# start of Data
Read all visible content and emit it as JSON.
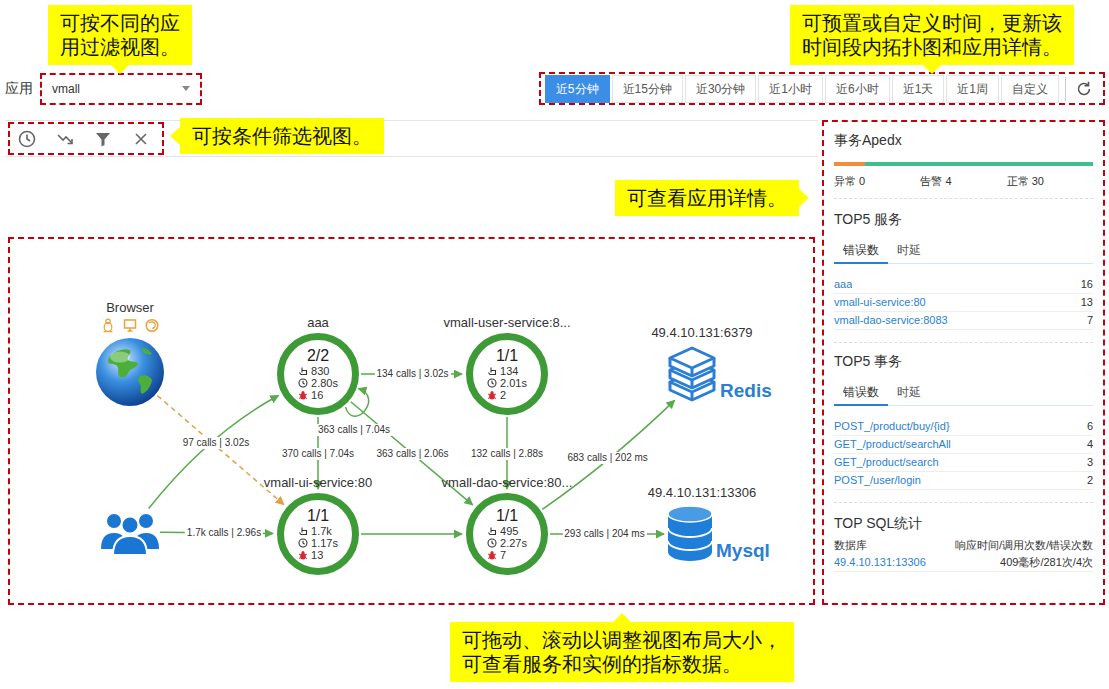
{
  "app_filter": {
    "label": "应用",
    "value": "vmall"
  },
  "time_range": [
    {
      "label": "近5分钟",
      "selected": true
    },
    {
      "label": "近15分钟",
      "selected": false
    },
    {
      "label": "近30分钟",
      "selected": false
    },
    {
      "label": "近1小时",
      "selected": false
    },
    {
      "label": "近6小时",
      "selected": false
    },
    {
      "label": "近1天",
      "selected": false
    },
    {
      "label": "近1周",
      "selected": false
    },
    {
      "label": "自定义",
      "selected": false
    }
  ],
  "topology": {
    "nodes": [
      {
        "kind": "client",
        "name": "Browser"
      },
      {
        "kind": "users"
      },
      {
        "kind": "service",
        "name": "aaa",
        "instances": "2/2",
        "calls": "830",
        "latency": "2.80s",
        "errors": "16"
      },
      {
        "kind": "service",
        "name": "vmall-user-service:8...",
        "instances": "1/1",
        "calls": "134",
        "latency": "2.01s",
        "errors": "2"
      },
      {
        "kind": "service",
        "name": "vmall-ui-service:80",
        "instances": "1/1",
        "calls": "1.7k",
        "latency": "1.17s",
        "errors": "13"
      },
      {
        "kind": "service",
        "name": "vmall-dao-service:80...",
        "instances": "1/1",
        "calls": "495",
        "latency": "2.27s",
        "errors": "7"
      },
      {
        "kind": "redis",
        "name": "49.4.10.131:6379",
        "logo": "Redis"
      },
      {
        "kind": "mysql",
        "name": "49.4.10.131:13306",
        "logo": "Mysql"
      }
    ],
    "edges": [
      {
        "from": 1,
        "to": 2,
        "kind": "call",
        "label": "97 calls | 3.02s"
      },
      {
        "from": 1,
        "to": 4,
        "kind": "call",
        "label": "1.7k calls | 2.96s"
      },
      {
        "from": 0,
        "to": 4,
        "kind": "browser"
      },
      {
        "from": 2,
        "to": 3,
        "kind": "call",
        "label": "134 calls | 3.02s"
      },
      {
        "from": 2,
        "to": 2,
        "kind": "call",
        "label": "363 calls | 7.04s"
      },
      {
        "from": 2,
        "to": 4,
        "kind": "call",
        "label": "370 calls | 7.04s"
      },
      {
        "from": 2,
        "to": 5,
        "kind": "call",
        "label": "363 calls | 2.06s"
      },
      {
        "from": 3,
        "to": 5,
        "kind": "call",
        "label": "132 calls | 2.88s"
      },
      {
        "from": 4,
        "to": 5,
        "kind": "call"
      },
      {
        "from": 5,
        "to": 6,
        "kind": "call",
        "label": "683 calls | 202 ms"
      },
      {
        "from": 5,
        "to": 7,
        "kind": "call",
        "label": "293 calls | 204 ms"
      }
    ]
  },
  "details": {
    "apdex": {
      "title": "事务Apedx",
      "segments": [
        {
          "level": 0.12,
          "color": "#f08c3a"
        },
        {
          "level": 0.88,
          "color": "#3dbf8f"
        }
      ],
      "stats": [
        "异常 0",
        "告警 4",
        "正常 30"
      ]
    },
    "top_services": {
      "title": "TOP5 服务",
      "tabs": [
        {
          "label": "错误数",
          "selected": true
        },
        {
          "label": "时延",
          "selected": false
        }
      ],
      "rows": [
        {
          "name": "aaa",
          "value": "16"
        },
        {
          "name": "vmall-ui-service:80",
          "value": "13"
        },
        {
          "name": "vmall-dao-service:8083",
          "value": "7"
        }
      ]
    },
    "top_transactions": {
      "title": "TOP5 事务",
      "tabs": [
        {
          "label": "错误数",
          "selected": true
        },
        {
          "label": "时延",
          "selected": false
        }
      ],
      "rows": [
        {
          "name": "POST_/product/buy/{id}",
          "value": "6"
        },
        {
          "name": "GET_/product/searchAll",
          "value": "4"
        },
        {
          "name": "GET_/product/search",
          "value": "3"
        },
        {
          "name": "POST_/user/login",
          "value": "2"
        }
      ]
    },
    "top_sql": {
      "title": "TOP SQL统计",
      "columns": [
        "数据库",
        "响应时间/调用次数/错误次数"
      ],
      "rows": [
        [
          "49.4.10.131:13306",
          "409毫秒/281次/4次"
        ]
      ]
    }
  },
  "callouts": [
    {
      "kind": "down",
      "lines": [
        "可按不同的应",
        "用过滤视图。"
      ]
    },
    {
      "kind": "down",
      "lines": [
        "可预置或自定义时间，更新该",
        "时间段内拓扑图和应用详情。"
      ]
    },
    {
      "kind": "left",
      "lines": [
        "可按条件筛选视图。"
      ]
    },
    {
      "kind": "right",
      "lines": [
        "可查看应用详情。"
      ]
    },
    {
      "kind": "up",
      "lines": [
        "可拖动、滚动以调整视图布局大小，",
        "可查看服务和实例的指标数据。"
      ]
    }
  ]
}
# end of Data
= What you have to do =
Give only the number of lines above that hold the string "value".

= Exercise response =
8